_YOUR OBJECTIVE:_
Identify each line below containing the string "Please" and copy it.
## Begin INPUT ROWS
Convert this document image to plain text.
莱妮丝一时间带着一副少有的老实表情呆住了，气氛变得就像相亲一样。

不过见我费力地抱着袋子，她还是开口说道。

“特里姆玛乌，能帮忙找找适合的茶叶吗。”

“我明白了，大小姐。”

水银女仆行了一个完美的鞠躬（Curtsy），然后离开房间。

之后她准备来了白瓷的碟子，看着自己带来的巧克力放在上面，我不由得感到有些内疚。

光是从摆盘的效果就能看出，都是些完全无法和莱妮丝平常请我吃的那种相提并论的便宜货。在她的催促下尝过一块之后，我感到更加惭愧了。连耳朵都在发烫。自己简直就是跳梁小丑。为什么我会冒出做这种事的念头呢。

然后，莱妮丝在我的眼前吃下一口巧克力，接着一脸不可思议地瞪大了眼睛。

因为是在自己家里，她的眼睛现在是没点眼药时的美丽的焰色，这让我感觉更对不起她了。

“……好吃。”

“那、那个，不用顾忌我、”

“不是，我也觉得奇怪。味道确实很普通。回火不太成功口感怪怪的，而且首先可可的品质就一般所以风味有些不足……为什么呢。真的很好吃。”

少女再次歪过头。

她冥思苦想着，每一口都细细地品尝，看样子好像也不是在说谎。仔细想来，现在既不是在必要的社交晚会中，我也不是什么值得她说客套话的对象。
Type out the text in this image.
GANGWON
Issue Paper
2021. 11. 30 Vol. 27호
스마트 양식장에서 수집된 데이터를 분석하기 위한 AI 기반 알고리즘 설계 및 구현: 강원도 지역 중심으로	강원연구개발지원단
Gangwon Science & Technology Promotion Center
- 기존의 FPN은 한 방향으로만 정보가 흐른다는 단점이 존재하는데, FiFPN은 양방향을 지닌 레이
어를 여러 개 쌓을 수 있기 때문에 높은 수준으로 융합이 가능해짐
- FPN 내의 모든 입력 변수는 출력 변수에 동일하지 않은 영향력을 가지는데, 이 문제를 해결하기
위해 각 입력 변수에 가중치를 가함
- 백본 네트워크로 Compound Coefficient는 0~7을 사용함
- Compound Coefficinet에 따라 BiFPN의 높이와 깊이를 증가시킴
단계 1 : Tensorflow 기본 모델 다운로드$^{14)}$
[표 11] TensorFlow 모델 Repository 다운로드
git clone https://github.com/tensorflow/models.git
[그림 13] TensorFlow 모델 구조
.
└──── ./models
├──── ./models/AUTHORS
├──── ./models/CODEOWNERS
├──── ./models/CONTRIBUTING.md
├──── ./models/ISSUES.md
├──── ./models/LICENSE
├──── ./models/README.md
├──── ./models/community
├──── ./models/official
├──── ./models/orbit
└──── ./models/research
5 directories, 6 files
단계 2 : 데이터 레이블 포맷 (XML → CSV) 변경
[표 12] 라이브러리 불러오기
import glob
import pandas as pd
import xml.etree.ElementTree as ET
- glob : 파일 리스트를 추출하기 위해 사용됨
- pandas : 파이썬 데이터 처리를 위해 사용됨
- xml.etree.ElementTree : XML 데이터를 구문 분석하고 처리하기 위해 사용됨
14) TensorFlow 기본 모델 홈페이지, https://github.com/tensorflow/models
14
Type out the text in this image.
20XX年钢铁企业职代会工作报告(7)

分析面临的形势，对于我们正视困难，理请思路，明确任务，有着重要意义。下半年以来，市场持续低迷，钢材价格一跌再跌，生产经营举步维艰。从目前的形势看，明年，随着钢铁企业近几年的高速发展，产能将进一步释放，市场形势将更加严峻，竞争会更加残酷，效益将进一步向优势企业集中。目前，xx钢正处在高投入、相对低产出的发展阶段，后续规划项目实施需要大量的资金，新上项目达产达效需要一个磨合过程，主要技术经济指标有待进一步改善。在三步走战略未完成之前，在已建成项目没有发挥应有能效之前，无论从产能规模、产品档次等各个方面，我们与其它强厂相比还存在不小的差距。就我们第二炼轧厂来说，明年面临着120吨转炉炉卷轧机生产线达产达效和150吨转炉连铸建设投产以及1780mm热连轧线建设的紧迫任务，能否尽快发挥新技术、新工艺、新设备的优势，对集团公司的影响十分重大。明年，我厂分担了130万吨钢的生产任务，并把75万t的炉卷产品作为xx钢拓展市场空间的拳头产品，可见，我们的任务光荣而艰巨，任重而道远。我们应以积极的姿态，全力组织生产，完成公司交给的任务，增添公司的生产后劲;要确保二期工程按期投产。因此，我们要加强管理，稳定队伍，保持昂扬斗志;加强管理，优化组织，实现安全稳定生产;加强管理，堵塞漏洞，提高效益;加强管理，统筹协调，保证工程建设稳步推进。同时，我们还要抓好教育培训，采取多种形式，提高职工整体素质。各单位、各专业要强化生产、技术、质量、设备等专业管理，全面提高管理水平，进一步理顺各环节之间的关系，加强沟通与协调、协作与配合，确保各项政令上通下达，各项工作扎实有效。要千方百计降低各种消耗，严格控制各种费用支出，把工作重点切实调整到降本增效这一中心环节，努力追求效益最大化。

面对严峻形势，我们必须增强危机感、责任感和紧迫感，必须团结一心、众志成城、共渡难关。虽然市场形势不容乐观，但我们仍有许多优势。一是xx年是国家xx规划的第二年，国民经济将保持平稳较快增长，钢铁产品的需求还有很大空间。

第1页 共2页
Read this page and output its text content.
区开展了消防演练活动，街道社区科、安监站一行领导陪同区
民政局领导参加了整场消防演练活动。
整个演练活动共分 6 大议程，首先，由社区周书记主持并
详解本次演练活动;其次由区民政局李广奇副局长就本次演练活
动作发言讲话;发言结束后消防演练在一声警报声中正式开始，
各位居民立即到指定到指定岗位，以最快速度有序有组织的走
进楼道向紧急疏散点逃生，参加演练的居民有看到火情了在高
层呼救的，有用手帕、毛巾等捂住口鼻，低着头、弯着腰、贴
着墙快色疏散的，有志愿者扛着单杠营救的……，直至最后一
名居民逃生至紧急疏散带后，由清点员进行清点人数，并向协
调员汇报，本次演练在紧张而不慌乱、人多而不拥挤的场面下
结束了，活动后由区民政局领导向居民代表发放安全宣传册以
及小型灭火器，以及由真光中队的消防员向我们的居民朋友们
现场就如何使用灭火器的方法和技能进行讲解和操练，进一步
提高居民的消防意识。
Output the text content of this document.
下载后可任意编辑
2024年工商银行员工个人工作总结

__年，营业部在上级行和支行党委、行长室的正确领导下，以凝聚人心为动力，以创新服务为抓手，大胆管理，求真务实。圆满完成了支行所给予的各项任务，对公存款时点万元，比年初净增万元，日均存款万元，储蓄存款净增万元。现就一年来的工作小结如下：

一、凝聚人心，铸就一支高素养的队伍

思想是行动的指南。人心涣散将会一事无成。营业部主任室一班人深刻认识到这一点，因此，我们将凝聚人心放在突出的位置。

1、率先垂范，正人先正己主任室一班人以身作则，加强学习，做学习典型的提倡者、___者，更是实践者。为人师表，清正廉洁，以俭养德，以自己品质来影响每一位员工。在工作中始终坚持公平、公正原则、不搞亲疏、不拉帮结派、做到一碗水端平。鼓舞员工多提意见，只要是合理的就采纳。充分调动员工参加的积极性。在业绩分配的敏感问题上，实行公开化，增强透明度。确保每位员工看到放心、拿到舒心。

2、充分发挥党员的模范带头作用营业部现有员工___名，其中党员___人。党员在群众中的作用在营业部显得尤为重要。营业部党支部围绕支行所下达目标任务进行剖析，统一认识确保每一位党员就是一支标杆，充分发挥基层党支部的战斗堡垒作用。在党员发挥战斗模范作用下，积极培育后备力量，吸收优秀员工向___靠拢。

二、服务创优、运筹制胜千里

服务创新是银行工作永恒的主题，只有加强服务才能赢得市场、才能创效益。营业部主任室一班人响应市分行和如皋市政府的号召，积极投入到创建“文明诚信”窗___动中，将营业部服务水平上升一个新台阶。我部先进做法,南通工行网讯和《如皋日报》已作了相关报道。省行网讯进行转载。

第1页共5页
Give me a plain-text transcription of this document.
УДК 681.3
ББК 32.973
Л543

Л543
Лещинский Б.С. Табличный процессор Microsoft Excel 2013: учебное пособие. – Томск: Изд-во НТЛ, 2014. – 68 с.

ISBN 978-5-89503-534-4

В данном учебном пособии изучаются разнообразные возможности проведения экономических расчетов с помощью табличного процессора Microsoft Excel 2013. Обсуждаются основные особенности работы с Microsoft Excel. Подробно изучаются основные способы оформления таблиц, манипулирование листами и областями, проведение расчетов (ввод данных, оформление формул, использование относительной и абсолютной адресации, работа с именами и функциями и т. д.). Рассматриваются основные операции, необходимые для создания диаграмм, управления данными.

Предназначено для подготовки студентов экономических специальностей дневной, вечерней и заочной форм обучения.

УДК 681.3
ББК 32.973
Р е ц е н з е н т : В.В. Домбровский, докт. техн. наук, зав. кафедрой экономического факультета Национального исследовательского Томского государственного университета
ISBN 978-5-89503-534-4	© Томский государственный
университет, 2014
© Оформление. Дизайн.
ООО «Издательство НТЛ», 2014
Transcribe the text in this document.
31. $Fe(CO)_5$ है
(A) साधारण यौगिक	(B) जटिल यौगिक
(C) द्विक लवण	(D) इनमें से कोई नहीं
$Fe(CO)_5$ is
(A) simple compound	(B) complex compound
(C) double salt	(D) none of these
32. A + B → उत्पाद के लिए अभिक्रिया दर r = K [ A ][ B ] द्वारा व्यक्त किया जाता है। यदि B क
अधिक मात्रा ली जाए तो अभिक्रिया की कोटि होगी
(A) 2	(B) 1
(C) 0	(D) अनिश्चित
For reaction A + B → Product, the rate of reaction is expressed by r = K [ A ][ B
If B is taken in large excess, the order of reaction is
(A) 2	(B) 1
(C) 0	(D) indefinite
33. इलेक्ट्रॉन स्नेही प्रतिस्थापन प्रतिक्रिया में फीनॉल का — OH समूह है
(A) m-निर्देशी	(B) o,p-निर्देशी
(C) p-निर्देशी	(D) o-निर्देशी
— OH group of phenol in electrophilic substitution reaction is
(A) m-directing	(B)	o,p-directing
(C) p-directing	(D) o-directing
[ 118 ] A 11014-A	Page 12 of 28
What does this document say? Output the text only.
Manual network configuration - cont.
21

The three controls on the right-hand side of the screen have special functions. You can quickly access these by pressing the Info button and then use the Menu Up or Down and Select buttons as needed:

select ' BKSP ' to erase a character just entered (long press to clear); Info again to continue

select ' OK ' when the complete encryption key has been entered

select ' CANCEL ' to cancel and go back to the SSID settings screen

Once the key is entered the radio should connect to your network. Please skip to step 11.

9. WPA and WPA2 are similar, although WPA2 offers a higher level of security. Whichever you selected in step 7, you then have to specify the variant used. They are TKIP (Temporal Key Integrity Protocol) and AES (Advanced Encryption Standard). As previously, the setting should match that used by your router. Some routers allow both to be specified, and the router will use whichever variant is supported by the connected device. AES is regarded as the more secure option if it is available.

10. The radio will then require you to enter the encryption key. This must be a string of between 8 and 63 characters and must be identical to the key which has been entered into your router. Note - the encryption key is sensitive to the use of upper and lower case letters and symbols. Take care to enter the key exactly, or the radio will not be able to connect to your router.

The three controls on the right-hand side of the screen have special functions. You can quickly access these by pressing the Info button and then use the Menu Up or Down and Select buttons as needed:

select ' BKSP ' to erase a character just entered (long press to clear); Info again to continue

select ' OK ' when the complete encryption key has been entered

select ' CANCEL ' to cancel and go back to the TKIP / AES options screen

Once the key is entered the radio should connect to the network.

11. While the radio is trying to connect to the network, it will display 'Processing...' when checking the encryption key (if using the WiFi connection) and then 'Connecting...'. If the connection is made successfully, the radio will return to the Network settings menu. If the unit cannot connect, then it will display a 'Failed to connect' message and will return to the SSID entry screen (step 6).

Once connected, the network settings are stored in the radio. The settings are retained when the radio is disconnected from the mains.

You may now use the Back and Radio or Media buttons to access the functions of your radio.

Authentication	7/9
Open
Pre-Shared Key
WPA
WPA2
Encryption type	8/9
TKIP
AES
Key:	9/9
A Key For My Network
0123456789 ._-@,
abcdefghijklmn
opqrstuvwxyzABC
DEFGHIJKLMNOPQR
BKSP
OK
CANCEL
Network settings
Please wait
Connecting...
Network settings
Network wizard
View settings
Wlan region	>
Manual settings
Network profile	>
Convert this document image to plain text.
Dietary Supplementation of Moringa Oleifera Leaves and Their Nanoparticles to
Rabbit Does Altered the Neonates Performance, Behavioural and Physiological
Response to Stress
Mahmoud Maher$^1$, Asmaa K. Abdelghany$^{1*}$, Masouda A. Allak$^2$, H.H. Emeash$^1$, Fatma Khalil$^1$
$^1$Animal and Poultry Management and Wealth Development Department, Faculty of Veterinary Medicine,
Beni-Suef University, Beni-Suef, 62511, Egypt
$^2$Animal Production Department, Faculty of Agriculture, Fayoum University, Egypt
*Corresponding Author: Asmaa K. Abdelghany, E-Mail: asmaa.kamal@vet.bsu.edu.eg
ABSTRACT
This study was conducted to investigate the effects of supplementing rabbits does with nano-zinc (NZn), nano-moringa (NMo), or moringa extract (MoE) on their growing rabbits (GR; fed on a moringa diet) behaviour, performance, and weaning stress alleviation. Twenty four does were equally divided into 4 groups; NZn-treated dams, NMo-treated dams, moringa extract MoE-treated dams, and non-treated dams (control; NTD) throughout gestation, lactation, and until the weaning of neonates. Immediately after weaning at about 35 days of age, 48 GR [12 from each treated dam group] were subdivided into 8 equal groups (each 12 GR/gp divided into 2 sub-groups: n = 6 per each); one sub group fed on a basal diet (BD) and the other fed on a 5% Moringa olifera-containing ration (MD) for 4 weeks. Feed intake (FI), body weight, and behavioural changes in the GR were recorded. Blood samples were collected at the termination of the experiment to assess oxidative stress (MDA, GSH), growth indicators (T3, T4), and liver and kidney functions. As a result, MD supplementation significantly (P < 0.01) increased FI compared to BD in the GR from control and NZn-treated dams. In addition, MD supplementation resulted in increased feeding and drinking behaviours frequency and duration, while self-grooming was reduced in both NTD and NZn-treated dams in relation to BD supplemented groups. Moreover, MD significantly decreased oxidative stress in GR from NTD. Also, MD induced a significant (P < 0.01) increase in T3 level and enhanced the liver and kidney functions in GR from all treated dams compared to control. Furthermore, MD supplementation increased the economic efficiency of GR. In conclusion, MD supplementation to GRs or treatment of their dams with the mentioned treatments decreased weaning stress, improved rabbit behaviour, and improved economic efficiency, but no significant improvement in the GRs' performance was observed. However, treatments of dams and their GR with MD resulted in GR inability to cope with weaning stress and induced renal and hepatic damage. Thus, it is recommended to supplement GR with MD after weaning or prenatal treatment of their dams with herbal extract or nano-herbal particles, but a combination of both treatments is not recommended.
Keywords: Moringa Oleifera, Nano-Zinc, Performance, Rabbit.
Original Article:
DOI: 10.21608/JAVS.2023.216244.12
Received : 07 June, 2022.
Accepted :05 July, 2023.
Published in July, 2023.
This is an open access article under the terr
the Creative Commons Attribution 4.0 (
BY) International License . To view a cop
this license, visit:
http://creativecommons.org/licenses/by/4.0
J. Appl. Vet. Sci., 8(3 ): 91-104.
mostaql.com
## End INPUT ROWS
_WRITTEN ANSWER:_
Once the key is entered the radio should connect to your network. Please skip to step 11.
Please wait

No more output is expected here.